Dataset entries
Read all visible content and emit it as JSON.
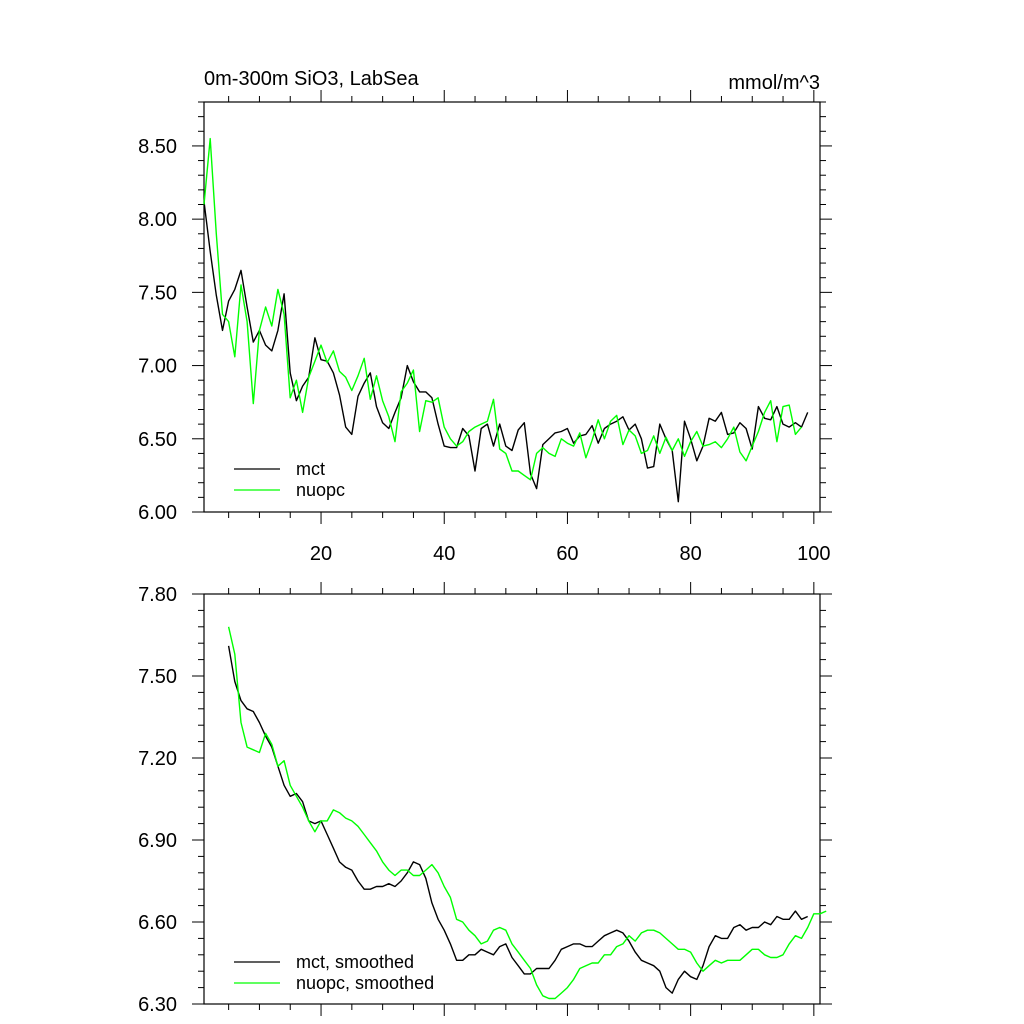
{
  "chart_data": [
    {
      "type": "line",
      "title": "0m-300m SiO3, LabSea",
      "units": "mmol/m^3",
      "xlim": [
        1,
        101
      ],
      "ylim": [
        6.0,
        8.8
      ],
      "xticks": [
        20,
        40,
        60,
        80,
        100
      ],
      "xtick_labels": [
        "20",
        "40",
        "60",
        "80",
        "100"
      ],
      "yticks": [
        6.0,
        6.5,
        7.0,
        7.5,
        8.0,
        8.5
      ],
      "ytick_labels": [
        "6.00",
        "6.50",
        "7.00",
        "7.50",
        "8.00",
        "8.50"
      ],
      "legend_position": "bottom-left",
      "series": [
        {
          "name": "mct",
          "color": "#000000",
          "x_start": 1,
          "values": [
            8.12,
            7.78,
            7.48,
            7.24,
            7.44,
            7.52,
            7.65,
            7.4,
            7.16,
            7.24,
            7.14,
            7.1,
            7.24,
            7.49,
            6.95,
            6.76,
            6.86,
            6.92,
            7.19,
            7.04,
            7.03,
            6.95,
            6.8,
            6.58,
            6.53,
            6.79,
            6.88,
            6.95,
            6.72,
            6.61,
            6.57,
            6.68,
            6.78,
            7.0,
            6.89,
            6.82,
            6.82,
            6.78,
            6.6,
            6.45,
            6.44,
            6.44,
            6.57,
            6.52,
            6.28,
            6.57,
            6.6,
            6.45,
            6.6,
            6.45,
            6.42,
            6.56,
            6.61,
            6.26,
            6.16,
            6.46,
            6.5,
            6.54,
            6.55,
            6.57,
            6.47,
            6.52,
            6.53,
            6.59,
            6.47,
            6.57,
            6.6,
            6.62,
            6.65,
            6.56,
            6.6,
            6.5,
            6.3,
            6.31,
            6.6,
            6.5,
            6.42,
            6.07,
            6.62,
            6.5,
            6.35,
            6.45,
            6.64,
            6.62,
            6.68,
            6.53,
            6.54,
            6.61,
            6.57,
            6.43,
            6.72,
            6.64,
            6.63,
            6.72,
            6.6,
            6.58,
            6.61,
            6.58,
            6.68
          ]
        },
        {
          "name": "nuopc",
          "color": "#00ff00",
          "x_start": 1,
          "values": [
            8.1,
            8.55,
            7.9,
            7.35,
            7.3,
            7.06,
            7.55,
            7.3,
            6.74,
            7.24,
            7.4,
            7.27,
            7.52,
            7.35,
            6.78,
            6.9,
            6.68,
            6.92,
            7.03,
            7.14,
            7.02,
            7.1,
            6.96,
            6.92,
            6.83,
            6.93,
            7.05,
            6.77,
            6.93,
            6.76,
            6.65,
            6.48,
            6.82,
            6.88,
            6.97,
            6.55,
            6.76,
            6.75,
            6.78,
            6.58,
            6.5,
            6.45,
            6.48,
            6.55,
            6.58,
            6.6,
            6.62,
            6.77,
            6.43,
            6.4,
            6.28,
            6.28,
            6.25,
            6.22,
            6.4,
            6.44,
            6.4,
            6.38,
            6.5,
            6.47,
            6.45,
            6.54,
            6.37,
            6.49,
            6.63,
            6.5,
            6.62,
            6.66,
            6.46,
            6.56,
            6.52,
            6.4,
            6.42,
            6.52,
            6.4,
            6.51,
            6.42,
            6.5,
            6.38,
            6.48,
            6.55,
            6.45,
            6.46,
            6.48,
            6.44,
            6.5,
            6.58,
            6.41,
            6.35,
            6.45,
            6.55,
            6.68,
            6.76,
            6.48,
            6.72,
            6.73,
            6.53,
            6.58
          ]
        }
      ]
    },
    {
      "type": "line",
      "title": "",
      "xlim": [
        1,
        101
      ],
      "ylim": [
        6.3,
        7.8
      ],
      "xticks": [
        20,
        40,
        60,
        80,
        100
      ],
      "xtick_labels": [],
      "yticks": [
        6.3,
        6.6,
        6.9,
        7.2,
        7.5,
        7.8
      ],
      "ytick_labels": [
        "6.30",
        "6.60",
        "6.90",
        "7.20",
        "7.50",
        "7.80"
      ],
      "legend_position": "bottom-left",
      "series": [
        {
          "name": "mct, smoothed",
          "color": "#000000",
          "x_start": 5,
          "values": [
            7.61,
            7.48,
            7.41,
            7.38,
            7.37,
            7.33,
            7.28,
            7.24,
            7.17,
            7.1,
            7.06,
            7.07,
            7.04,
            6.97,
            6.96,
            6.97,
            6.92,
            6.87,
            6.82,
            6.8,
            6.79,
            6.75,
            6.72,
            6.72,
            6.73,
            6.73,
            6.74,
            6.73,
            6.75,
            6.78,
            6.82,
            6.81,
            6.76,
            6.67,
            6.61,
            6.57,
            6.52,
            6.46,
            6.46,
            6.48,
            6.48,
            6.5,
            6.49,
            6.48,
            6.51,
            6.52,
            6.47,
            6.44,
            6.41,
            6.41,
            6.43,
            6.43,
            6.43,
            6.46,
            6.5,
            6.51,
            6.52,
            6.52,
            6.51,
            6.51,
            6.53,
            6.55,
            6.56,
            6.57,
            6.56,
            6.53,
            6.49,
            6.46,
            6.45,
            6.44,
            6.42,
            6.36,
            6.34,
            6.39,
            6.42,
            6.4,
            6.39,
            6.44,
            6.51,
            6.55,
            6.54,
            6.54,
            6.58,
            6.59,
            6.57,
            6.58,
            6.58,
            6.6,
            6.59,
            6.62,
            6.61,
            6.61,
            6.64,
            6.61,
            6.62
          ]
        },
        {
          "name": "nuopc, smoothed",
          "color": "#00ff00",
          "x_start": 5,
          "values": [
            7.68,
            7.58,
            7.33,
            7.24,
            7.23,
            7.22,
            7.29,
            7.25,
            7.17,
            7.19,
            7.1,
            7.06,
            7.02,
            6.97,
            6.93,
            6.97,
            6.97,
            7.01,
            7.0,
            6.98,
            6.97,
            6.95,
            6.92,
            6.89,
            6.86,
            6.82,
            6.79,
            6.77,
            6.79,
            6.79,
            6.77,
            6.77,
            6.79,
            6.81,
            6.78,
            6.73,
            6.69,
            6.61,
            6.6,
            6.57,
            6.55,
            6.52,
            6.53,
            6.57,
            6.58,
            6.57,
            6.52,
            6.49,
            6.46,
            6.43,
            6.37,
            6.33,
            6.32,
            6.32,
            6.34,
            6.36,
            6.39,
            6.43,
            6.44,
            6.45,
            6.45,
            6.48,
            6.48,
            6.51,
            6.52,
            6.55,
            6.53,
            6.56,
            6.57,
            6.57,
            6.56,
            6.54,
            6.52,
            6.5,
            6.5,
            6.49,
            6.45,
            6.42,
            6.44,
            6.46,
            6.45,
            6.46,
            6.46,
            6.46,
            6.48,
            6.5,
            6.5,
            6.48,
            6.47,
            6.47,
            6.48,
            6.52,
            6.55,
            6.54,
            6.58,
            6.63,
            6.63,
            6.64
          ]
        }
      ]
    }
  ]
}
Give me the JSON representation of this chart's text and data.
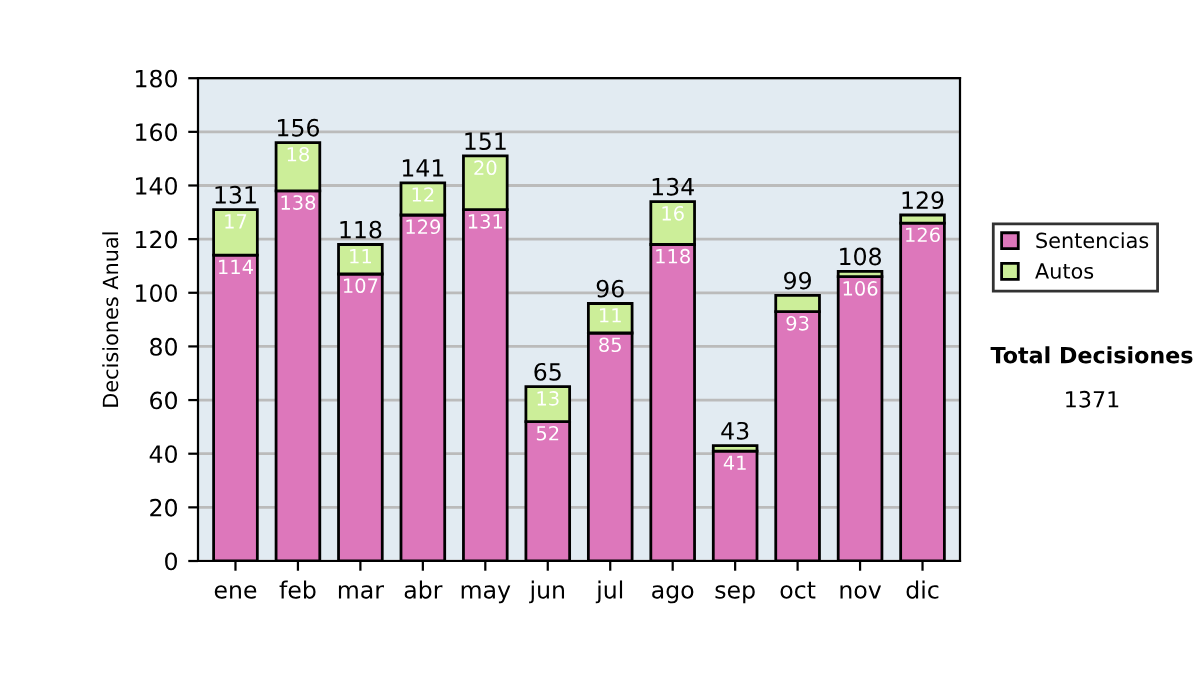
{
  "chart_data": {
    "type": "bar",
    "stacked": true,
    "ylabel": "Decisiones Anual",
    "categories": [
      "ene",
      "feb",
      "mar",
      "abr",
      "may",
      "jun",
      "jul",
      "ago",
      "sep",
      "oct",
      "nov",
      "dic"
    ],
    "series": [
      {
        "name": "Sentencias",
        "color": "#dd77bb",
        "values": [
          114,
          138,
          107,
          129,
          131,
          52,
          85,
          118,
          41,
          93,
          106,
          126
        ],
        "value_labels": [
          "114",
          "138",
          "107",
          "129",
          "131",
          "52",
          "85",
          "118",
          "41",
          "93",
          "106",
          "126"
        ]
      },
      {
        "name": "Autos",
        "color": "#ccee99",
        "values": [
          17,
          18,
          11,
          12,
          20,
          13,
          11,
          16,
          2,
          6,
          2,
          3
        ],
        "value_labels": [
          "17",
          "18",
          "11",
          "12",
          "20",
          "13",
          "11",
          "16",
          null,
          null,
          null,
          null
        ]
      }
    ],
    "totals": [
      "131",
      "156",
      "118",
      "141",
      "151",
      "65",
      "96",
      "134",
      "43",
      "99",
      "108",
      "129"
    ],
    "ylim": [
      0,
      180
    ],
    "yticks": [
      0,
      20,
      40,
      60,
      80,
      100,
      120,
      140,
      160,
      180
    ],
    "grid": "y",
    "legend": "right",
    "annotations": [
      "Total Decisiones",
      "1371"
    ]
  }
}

● SET EXERCISE: Tally up the lines holding the string "JSON" in this listing, and report the total alone.

● PROBLEM SOLUTION: 2